## Completa lo siguiente
A – Responde estas preguntas a partir del relato sobre Willy Pino:
(i) ¿En qué año sirvió Willy Pino en el Ejército?
(ii) ¿Hacia qué campamento se dirigió Pino con dos de los dueños del cultivo ilegal?
(iii) ¿Qué frase les terminaron diciendo los militares a los supuestos comuneros?
B – Transcribe palabra por palabra todo el pasaje del relato sobre Willy Pino, desde "La respuesta no" hasta "en Mariscal Cáceres.".

## Texto de referencia

★ ★ ★

Desde su servicio en el Ejército, en 2000, Willy Pino no había vuelto a ver ese tipo de armamento. A pesar de los años, lo reconoció rápido. Eran subfusiles, modelo UZI, capaces de disparar alrededor de 600 balas en un minuto.
La conversación se había tornado tensa. Los tres hombres frente a él esperaban una respuesta. ¿Entras o no?, le insistían.
“Yo les dije que sí quería, pero que la erradicación es ley del Estado y yo no podía parar eso. Es una máquina del gobierno. Si yo recibo el dinero y no logro pararlo, ¿qué me van a hacer? ¿Bala, sí o no? A mí no me gusta trabajar pendejadas. Yo soy bien legal”, respondió Pino.
La respuesta no cayó bien. Los extraños no dejaron de clavar la mirada en los ojos del kakataibo y éste atinó a pensar rápido. “Les dije que hagamos una cosa: ‘Uno que se haga pasar por comunero e intentamos arreglar con el CORAH. Yo quiero ayudarles, pero para que ustedes vean que no puedo hacer nada’”.
Pino, en coordinación con ingenieros del CORAH y en complicidad de algunos efectivos policiales, armó un teatro. A la mañana siguiente, se subió a una camioneta con dos de los dueños del cultivo ilegal y se dirigieron al campamento de erradicación en Mariscal Cáceres.
“Llegamos con la Policía, le dije que yo era jefe de la comunidad y que estaba con mis comuneros. Les di mi nombre, DNI y nos dejaron pasar. Allí conversamos con un militar y un ingeniero. De frente como que me puse a protestar: ‘¡Cómo ingresaron sin avisar, este es mi territorio!’ ‘Acá necesitan permiso, una licencia’, pero me callaron rapidito”, dice Pino.
Los supuestos comuneros también intentaron hacer lo suyo y amenazaron con traer más gente a protestar si no se retiraban. Pero los militares, ya avisados de que habrían personajes problemáticos, no cedieron. Había resguardo armado en esa zona y cualquier ingreso podría ser mortalmente peligroso. “Se acabó la visita”, les terminaron diciendo.

★ ★ ★

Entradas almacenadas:
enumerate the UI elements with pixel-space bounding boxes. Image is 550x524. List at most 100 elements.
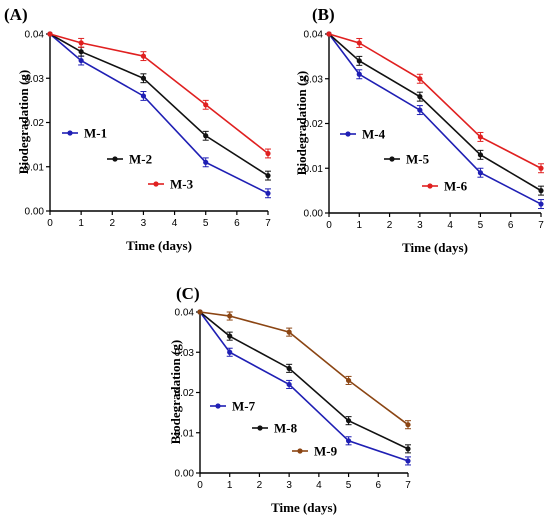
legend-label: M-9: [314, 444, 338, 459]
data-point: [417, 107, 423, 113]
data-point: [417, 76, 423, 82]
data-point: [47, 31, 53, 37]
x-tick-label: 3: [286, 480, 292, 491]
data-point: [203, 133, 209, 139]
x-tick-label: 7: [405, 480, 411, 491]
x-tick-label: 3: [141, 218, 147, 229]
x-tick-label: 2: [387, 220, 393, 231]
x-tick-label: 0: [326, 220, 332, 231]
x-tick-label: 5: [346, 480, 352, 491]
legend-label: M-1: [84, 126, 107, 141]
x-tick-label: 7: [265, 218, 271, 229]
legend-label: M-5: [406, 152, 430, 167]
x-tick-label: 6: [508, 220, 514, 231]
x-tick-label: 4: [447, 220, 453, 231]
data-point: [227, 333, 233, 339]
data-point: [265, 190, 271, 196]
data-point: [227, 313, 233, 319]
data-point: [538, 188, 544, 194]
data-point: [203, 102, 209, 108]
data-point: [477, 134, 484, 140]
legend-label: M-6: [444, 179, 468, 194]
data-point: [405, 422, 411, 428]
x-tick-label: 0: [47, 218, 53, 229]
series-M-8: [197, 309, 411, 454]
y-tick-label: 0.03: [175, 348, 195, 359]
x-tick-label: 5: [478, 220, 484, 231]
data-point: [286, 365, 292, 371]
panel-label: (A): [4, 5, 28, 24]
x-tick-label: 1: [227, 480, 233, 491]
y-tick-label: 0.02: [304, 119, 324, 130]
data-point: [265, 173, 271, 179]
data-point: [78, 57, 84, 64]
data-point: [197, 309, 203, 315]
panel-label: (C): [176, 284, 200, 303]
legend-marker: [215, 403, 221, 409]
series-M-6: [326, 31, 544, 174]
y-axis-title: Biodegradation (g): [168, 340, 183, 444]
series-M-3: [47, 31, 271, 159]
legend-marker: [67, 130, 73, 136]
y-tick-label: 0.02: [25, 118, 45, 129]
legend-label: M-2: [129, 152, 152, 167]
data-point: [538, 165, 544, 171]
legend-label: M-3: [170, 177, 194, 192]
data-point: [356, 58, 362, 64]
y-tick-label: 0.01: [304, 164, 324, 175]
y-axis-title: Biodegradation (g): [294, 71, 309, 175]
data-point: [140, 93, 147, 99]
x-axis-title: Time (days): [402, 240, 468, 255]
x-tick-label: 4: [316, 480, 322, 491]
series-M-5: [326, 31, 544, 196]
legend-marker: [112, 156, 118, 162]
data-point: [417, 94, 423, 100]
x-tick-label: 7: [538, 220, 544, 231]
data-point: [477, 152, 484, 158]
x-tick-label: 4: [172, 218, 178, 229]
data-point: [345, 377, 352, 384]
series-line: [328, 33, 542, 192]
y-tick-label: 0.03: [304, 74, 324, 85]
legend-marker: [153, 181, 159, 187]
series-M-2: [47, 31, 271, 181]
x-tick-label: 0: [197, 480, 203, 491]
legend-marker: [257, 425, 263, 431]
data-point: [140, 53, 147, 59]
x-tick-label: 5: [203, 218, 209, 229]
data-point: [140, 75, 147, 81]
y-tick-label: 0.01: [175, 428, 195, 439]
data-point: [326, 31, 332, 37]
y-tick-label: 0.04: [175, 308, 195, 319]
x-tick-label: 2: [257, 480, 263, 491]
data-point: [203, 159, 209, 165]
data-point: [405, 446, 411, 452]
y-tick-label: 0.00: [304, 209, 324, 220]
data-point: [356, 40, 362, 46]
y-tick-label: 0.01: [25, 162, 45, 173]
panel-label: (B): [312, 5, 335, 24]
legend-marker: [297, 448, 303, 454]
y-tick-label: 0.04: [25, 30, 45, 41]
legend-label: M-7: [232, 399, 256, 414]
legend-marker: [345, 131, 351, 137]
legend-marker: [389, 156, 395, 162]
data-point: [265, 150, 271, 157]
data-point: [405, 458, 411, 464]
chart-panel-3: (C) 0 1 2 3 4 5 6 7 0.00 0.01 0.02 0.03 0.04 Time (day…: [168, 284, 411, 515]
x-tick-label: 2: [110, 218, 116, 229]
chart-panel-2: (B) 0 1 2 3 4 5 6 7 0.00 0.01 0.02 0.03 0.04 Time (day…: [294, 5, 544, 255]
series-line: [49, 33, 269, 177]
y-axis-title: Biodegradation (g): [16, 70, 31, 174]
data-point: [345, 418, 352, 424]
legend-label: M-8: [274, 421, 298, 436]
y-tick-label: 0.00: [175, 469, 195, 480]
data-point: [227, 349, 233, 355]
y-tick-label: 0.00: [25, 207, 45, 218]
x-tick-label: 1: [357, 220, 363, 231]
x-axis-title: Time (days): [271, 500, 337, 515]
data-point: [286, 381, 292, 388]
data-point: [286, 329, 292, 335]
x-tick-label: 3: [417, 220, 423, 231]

★ ★ ★

## Respuestas
A –
(i) En 2000.
(ii) Al campamento de erradicación en Mariscal Cáceres.
(iii) "Se acabó la visita".

B –
La respuesta no cayó bien. Los extraños no dejaron de clavar la mirada en los ojos del kakataibo y éste atinó a pensar rápido. “Les dije que hagamos una cosa: ‘Uno que se haga pasar por comunero e intentamos arreglar con el CORAH. Yo quiero ayudarles, pero para que ustedes vean que no puedo hacer nada’”.
Pino, en coordinación con ingenieros del CORAH y en complicidad de algunos efectivos policiales, armó un teatro. A la mañana siguiente, se subió a una camioneta con dos de los dueños del cultivo ilegal y se dirigieron al campamento de erradicación en Mariscal Cáceres.